[Work instruction] Count the lines in the entries that contain the string "Etudiante". State nothing but the number.

[Data provided]
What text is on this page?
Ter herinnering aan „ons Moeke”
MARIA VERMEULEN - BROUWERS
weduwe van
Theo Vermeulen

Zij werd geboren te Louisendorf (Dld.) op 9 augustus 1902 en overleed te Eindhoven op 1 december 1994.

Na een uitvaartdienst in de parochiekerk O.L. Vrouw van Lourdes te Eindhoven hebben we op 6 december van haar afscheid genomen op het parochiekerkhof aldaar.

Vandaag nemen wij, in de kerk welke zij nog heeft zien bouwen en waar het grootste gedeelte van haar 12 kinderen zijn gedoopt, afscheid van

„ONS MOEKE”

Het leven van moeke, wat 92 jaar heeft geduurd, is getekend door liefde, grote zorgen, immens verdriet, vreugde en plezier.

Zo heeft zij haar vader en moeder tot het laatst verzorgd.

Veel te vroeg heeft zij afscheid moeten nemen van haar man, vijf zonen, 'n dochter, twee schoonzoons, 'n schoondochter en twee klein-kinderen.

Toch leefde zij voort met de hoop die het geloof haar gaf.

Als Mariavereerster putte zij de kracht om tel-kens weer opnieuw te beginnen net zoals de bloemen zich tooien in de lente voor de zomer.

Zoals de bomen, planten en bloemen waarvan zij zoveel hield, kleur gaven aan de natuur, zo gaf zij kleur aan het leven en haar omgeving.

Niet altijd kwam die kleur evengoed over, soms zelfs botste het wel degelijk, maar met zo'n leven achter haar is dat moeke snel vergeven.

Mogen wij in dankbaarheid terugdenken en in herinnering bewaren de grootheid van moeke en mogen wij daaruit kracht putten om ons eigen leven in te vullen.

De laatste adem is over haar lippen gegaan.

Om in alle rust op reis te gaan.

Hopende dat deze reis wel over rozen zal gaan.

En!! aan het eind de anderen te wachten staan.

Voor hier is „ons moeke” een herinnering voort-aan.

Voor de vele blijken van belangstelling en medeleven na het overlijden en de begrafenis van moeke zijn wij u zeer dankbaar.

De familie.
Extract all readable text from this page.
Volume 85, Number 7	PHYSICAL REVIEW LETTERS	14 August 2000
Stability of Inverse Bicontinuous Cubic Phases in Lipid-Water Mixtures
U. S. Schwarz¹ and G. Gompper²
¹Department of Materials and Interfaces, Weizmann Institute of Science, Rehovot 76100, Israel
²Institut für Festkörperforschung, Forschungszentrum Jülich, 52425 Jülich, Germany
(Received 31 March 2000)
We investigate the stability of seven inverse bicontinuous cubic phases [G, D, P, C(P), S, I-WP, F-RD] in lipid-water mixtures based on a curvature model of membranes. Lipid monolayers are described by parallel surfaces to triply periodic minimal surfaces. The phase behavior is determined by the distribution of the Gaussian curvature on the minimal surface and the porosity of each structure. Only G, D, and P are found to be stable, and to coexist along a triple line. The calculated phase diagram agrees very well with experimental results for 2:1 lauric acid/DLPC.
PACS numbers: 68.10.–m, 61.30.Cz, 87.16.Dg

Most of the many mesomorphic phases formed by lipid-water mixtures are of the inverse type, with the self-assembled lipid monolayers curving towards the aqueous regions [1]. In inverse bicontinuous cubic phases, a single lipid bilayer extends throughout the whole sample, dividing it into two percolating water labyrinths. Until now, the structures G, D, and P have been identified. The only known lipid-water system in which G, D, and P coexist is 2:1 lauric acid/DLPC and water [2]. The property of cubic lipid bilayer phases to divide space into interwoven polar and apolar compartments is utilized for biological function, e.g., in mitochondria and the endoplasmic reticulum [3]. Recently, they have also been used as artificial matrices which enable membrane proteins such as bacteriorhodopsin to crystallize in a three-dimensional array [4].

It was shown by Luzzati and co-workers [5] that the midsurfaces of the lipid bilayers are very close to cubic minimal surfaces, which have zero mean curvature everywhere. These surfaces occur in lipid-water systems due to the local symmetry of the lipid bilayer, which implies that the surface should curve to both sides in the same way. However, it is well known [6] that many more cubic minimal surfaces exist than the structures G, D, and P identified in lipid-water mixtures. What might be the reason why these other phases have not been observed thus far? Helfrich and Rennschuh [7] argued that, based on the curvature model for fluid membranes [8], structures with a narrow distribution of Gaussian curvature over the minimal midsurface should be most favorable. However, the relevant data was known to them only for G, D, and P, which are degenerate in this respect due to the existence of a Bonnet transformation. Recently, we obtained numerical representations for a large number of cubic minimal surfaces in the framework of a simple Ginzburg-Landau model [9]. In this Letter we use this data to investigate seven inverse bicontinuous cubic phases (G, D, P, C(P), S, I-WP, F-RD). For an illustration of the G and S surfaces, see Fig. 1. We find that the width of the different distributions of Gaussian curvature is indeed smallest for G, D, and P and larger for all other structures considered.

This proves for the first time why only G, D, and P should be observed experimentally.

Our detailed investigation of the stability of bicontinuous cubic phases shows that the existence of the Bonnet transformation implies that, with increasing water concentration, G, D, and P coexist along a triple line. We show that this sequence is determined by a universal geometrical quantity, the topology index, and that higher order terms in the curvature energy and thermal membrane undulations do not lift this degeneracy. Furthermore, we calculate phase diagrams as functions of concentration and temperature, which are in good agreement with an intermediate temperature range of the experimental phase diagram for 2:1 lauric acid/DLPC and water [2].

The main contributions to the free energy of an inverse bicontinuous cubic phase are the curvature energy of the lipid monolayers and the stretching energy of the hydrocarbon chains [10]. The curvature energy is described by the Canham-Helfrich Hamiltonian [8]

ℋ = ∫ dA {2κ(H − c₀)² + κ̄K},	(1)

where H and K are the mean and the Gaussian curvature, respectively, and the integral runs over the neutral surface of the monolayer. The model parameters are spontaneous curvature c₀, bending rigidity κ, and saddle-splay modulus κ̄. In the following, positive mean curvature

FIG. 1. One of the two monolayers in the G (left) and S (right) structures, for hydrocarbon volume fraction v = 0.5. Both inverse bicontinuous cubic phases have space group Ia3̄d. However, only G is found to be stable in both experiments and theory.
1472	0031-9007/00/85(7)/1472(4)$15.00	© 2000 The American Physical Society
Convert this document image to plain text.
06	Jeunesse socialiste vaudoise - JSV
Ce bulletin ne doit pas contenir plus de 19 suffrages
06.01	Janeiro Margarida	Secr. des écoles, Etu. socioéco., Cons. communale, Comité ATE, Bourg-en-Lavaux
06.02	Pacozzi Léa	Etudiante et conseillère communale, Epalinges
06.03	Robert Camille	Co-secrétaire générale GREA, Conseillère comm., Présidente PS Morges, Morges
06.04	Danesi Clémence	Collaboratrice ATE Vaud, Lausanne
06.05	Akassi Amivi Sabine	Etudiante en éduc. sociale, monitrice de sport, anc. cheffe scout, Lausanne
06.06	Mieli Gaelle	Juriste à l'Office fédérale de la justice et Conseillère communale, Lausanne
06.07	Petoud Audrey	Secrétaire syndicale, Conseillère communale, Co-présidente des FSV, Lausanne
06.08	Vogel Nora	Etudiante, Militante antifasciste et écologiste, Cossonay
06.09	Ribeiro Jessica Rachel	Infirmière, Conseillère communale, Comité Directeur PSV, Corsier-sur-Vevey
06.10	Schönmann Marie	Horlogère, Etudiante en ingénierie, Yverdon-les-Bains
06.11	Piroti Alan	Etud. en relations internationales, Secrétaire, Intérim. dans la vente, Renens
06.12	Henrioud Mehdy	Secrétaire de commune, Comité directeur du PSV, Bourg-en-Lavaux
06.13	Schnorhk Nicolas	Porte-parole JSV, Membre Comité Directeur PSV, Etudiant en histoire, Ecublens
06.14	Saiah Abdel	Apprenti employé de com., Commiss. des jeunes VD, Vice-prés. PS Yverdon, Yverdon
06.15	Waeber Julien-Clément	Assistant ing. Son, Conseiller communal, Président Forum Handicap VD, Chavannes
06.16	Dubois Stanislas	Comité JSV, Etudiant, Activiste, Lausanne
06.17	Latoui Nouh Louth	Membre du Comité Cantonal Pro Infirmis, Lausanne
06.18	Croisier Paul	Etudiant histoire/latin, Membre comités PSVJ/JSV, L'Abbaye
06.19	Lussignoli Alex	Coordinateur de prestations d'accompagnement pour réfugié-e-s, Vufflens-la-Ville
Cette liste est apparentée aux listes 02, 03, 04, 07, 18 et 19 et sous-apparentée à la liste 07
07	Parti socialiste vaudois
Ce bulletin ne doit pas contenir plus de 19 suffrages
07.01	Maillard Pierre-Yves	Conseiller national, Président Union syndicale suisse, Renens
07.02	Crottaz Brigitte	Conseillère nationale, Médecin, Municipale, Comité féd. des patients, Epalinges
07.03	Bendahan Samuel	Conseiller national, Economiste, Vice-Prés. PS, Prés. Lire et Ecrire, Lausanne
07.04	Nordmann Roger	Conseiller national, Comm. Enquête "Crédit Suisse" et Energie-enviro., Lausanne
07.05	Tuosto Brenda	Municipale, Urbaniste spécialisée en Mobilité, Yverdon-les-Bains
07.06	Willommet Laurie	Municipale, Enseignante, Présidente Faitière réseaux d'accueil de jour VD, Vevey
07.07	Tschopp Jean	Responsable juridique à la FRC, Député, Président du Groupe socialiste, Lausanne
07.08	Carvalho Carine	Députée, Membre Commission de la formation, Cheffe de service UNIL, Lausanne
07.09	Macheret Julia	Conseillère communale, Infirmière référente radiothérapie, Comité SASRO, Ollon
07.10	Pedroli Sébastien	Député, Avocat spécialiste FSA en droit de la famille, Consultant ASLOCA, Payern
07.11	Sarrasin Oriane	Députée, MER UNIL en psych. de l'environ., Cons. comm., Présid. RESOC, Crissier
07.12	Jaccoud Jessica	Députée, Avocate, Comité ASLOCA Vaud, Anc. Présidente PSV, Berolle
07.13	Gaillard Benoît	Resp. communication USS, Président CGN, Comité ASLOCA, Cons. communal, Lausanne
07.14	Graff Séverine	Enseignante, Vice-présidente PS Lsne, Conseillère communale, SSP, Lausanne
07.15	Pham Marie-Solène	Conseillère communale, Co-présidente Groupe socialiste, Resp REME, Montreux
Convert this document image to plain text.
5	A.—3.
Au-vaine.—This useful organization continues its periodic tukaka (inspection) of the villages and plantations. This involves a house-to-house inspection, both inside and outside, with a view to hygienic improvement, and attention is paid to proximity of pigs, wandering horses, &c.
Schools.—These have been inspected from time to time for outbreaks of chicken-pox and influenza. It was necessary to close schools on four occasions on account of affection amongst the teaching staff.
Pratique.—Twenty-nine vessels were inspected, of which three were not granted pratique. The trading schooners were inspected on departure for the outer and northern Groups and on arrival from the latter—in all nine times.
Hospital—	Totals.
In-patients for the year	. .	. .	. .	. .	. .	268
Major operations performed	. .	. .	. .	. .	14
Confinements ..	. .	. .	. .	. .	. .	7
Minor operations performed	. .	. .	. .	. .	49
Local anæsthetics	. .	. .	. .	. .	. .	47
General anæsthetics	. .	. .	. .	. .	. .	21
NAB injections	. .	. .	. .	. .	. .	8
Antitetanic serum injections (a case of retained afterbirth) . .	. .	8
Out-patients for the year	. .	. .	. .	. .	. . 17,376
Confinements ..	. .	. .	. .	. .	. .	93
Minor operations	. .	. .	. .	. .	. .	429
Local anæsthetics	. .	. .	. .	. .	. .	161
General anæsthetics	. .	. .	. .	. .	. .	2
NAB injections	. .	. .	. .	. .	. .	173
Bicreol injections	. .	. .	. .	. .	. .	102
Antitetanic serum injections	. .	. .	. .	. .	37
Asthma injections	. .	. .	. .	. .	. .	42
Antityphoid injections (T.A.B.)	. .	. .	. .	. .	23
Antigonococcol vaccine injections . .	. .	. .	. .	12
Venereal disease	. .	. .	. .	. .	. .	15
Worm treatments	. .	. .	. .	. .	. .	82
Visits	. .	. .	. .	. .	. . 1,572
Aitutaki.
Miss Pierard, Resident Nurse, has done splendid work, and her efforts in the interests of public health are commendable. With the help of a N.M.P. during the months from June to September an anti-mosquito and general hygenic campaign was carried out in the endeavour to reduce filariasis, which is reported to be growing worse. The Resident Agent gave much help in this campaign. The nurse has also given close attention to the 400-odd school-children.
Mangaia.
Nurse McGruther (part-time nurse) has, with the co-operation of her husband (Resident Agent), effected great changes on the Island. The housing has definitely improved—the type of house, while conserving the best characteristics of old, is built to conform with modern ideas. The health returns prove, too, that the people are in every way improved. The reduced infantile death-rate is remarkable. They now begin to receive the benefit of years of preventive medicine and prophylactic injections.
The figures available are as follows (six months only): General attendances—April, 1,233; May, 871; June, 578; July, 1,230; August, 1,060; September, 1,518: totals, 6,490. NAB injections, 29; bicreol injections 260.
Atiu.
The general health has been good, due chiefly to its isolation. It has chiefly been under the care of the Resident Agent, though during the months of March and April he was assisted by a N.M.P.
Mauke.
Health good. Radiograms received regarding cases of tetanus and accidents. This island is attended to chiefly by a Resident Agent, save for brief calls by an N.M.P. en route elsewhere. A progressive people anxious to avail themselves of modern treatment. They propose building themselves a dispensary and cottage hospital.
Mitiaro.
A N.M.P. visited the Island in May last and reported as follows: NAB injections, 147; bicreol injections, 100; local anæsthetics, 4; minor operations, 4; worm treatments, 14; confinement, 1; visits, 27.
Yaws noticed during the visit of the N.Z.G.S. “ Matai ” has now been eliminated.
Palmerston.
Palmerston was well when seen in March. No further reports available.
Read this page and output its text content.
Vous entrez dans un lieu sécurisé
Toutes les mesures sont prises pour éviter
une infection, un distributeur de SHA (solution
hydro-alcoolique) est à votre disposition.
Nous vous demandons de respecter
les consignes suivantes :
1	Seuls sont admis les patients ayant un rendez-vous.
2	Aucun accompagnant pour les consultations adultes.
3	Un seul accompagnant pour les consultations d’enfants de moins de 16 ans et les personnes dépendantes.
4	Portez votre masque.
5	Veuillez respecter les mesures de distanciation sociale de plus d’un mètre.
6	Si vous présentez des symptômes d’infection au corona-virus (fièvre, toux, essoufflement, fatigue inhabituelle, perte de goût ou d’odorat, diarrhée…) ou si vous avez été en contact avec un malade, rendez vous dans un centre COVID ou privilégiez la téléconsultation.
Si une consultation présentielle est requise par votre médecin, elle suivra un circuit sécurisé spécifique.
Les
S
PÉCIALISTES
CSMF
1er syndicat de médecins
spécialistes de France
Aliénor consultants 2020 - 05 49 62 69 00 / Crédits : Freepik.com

[Output below] 4